> [Written instruction]:
Scan the data for "image" and copy the lines it appears in.

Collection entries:
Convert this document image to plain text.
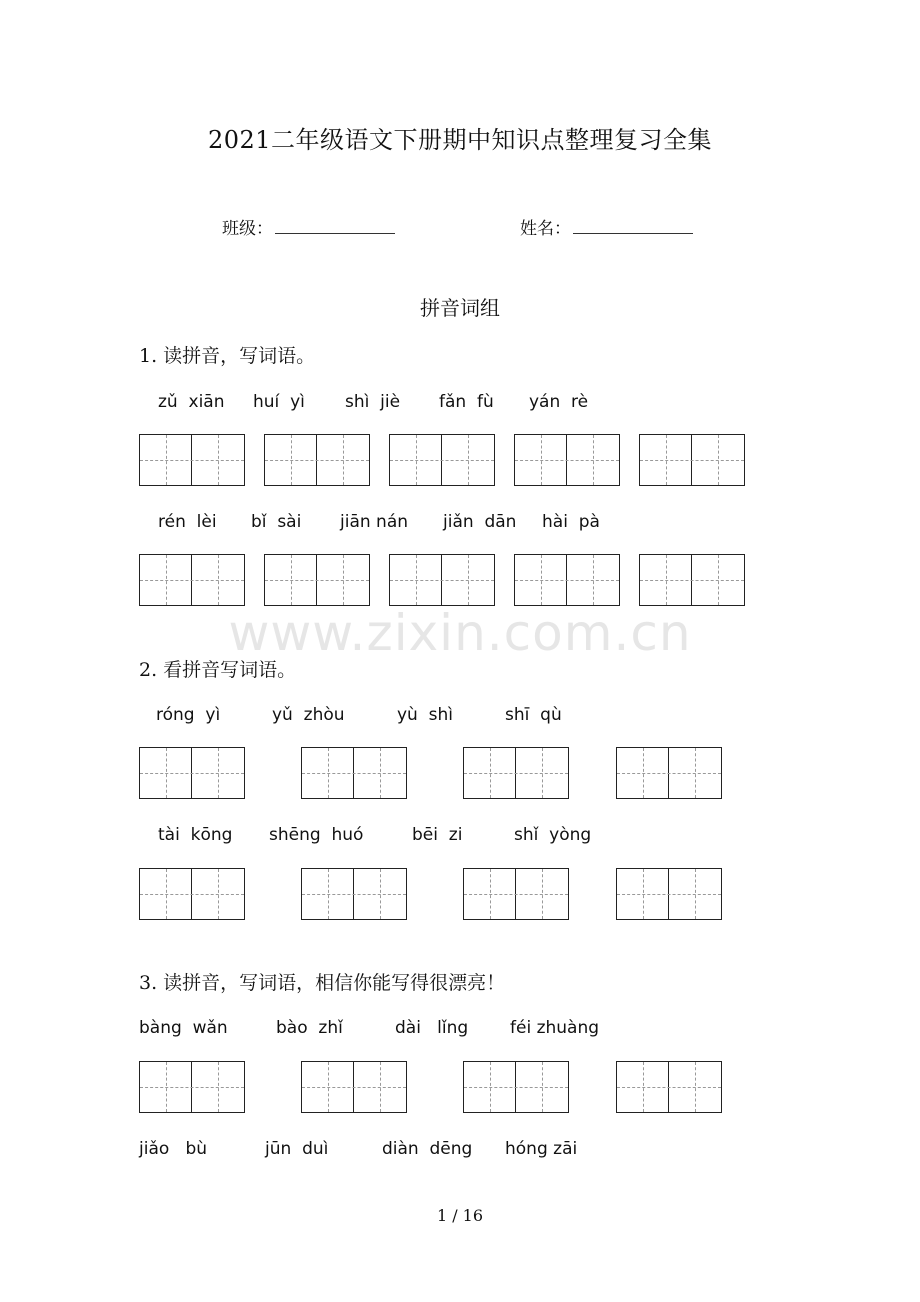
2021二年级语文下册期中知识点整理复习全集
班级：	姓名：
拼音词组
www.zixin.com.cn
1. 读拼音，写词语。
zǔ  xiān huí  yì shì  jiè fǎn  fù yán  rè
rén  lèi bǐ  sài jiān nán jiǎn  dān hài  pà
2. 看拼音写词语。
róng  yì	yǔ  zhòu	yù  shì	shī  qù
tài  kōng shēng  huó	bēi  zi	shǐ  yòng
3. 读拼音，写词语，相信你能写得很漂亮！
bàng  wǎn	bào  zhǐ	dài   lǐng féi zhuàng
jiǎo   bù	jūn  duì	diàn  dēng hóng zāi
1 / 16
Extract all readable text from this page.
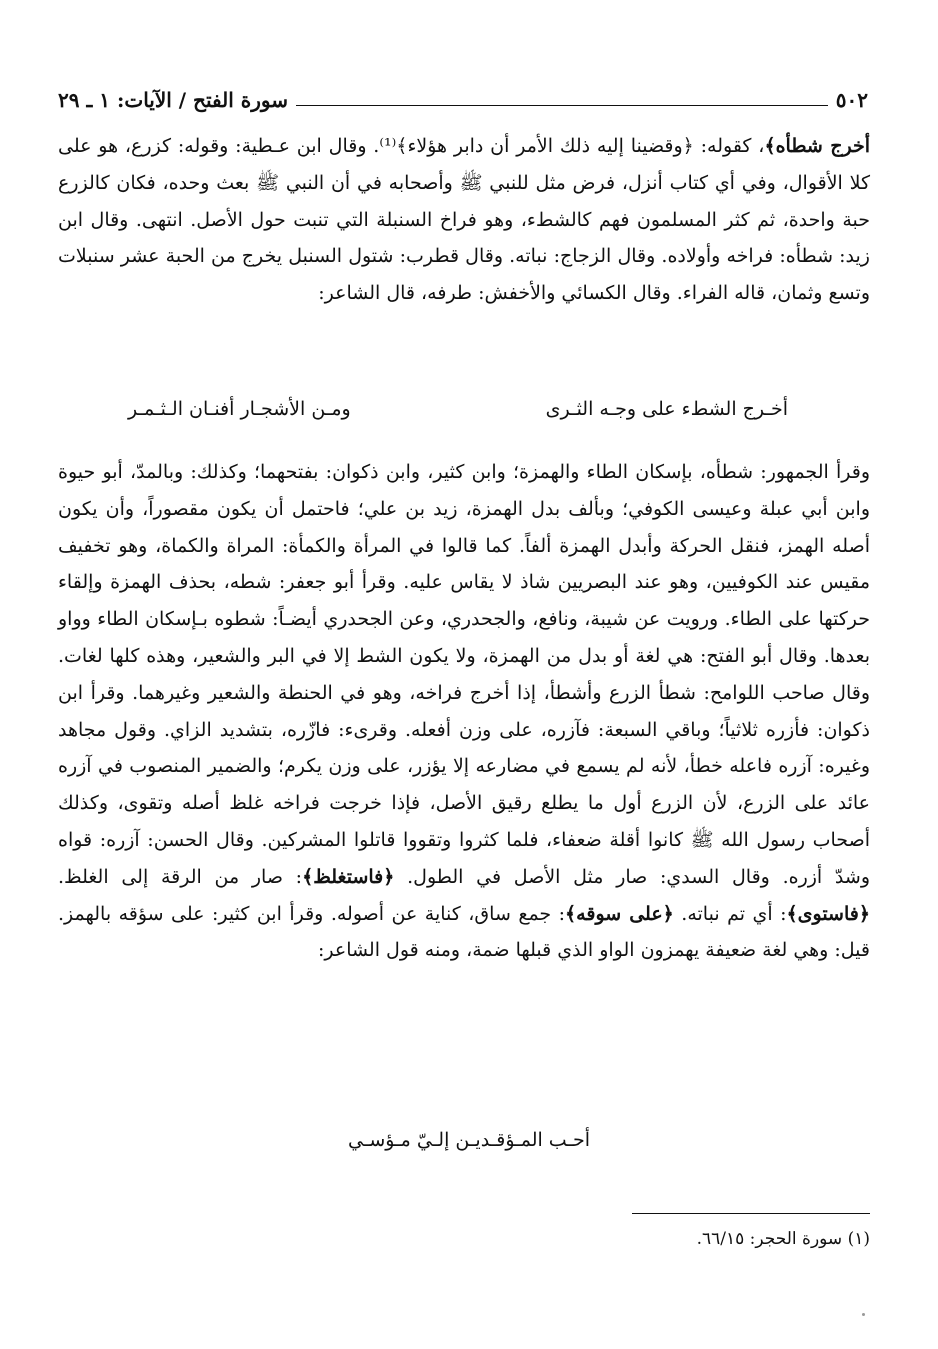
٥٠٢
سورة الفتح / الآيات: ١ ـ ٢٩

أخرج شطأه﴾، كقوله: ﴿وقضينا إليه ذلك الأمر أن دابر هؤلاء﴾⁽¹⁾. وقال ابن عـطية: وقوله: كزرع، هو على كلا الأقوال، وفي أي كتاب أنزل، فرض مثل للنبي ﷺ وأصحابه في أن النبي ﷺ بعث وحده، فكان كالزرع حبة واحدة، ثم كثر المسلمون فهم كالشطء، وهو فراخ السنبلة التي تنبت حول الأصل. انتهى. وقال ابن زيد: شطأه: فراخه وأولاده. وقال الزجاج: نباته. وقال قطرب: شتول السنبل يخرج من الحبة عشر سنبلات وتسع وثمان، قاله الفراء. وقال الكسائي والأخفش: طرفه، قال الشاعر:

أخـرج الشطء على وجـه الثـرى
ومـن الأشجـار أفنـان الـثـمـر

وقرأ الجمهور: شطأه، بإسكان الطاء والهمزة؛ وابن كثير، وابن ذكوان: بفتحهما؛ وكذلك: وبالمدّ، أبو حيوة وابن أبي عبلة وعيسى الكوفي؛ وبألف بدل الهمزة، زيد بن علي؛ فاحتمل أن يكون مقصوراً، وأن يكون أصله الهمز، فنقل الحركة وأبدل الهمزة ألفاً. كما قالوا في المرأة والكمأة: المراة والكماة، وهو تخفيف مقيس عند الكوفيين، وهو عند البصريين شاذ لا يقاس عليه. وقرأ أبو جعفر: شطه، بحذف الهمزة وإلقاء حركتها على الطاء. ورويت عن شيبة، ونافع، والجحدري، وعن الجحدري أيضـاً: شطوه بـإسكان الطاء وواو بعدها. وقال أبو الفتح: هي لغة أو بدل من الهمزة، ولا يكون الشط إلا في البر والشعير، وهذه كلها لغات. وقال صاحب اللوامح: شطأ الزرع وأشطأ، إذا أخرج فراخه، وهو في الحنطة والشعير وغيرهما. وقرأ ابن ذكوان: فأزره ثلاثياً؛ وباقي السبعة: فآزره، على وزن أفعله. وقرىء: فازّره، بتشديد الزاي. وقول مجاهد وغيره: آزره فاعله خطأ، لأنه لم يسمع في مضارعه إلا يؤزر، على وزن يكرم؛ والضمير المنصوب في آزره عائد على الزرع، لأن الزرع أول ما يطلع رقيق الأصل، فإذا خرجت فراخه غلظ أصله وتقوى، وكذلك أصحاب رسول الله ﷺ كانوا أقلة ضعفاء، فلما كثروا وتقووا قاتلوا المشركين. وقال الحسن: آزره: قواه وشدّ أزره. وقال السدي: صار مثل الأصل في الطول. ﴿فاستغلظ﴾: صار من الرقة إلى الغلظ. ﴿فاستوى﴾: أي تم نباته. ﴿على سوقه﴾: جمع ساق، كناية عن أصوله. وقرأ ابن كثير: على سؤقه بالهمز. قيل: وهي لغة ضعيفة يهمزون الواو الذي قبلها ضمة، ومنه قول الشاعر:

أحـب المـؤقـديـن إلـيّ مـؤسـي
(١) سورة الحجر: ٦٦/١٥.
==
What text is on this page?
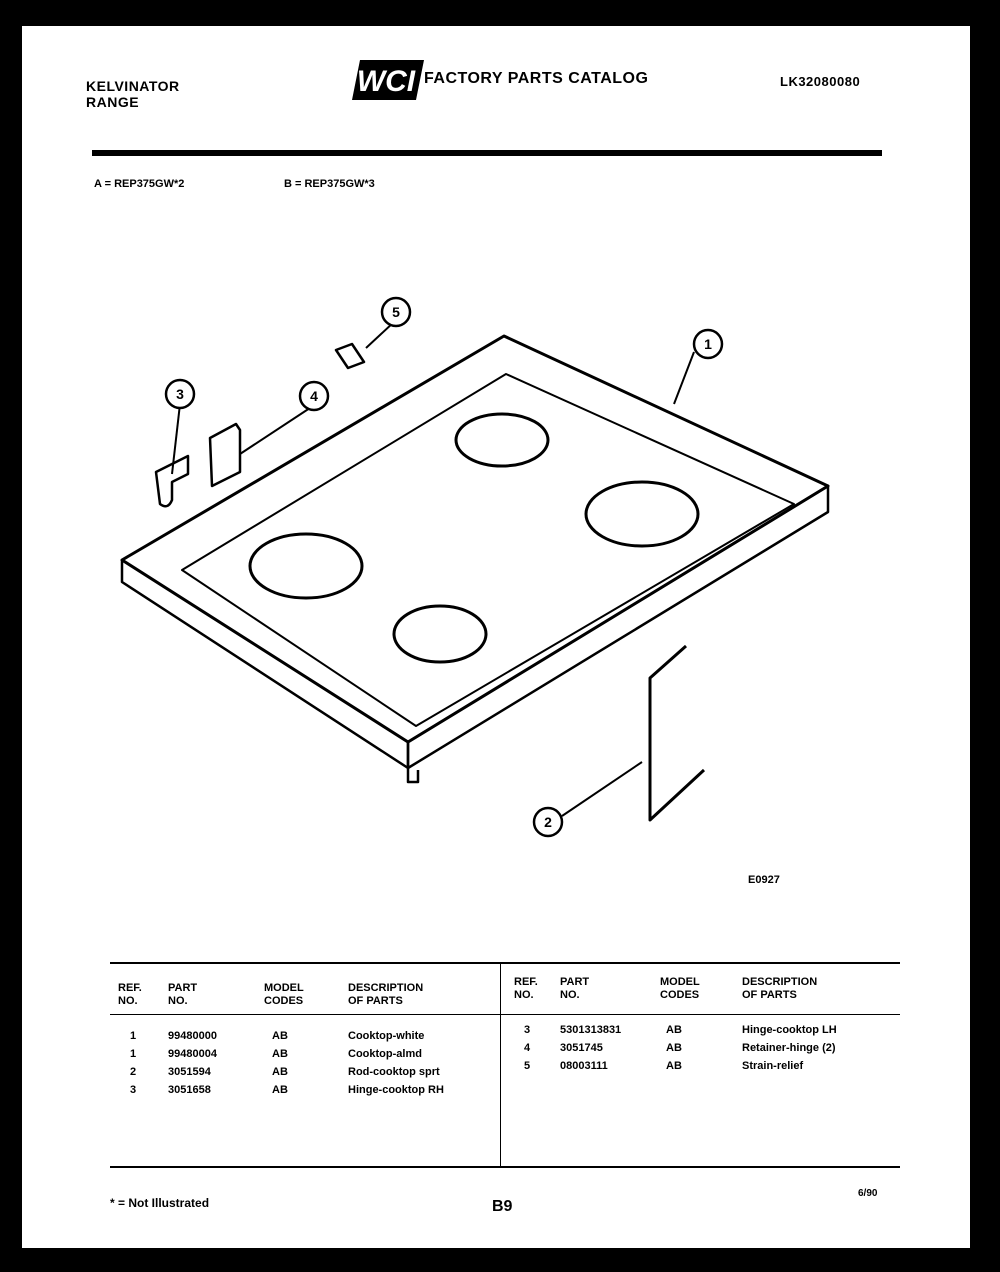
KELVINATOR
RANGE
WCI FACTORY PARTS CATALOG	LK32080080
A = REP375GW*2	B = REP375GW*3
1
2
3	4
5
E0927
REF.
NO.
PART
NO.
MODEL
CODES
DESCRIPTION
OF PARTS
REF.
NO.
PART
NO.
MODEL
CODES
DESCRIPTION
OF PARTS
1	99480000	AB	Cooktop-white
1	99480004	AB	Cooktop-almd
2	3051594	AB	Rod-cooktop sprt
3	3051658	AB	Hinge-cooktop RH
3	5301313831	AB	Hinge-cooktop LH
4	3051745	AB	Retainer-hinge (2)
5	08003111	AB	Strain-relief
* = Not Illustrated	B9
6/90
---
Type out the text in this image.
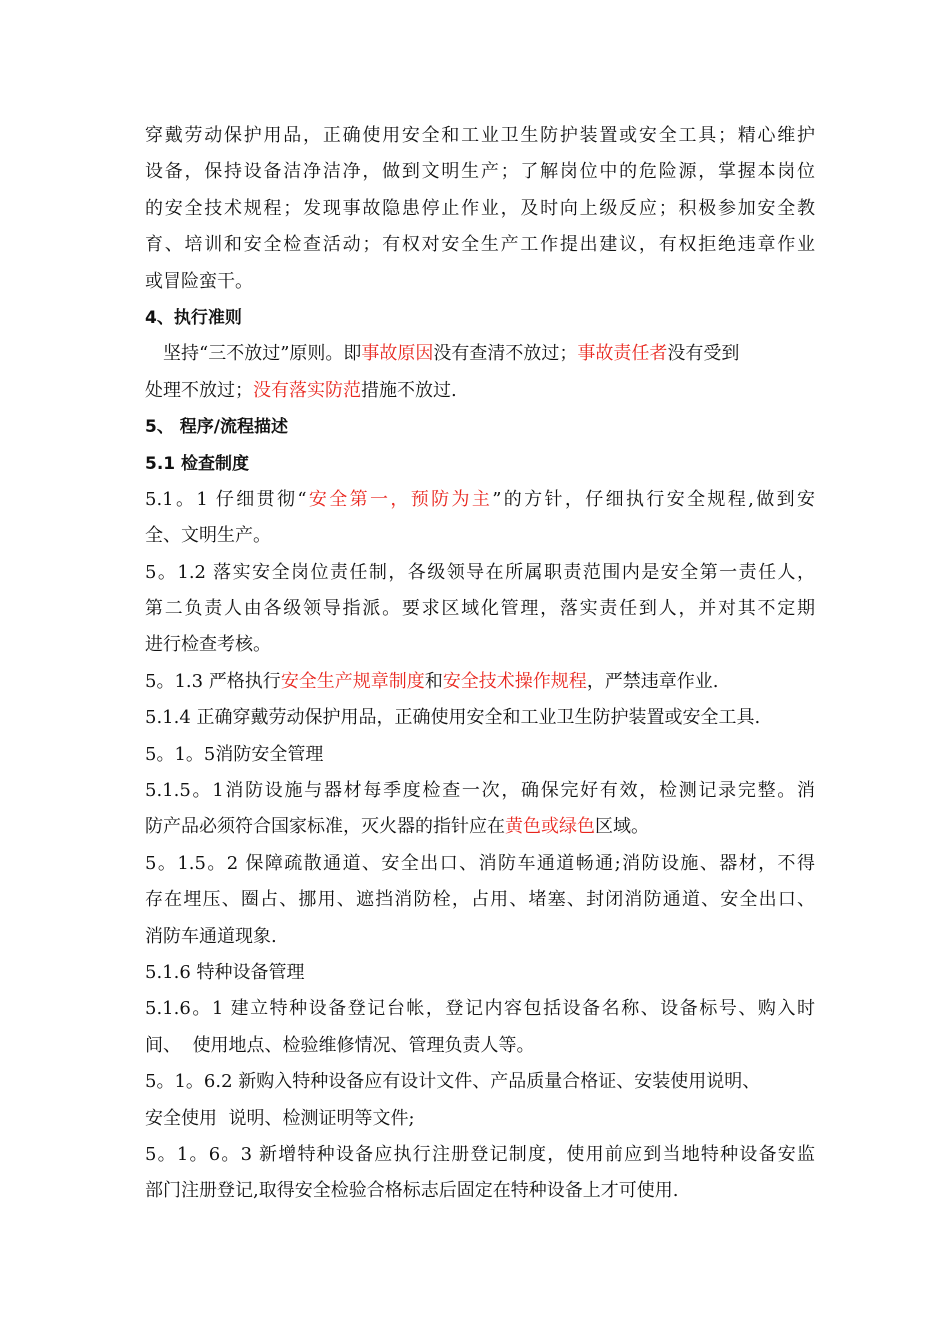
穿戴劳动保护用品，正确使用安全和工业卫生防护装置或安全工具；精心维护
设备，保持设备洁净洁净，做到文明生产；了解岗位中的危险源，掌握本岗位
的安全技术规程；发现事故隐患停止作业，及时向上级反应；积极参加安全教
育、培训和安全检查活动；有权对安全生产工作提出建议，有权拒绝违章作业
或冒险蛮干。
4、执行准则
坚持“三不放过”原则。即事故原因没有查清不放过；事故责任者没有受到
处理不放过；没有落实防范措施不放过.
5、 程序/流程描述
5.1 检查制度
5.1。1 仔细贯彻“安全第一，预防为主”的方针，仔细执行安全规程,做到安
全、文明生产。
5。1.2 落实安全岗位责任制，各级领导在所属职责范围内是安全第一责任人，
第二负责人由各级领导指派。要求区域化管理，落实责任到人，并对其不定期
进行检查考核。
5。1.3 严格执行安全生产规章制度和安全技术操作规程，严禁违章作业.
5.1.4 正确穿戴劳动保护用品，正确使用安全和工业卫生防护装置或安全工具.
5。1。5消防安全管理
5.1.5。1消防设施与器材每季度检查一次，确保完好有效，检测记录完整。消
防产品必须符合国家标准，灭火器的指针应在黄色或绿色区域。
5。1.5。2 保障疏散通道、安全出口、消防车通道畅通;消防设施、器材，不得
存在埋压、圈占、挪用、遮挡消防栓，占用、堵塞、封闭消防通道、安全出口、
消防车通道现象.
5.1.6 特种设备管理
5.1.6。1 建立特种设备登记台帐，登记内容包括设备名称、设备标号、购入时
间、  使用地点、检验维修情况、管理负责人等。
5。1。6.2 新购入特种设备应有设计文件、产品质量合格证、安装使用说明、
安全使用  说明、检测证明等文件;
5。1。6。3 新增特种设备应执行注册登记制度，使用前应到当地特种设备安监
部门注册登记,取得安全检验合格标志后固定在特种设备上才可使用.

> [Answer in full]:
Convert this document image to plain text.
Type out the text in this image.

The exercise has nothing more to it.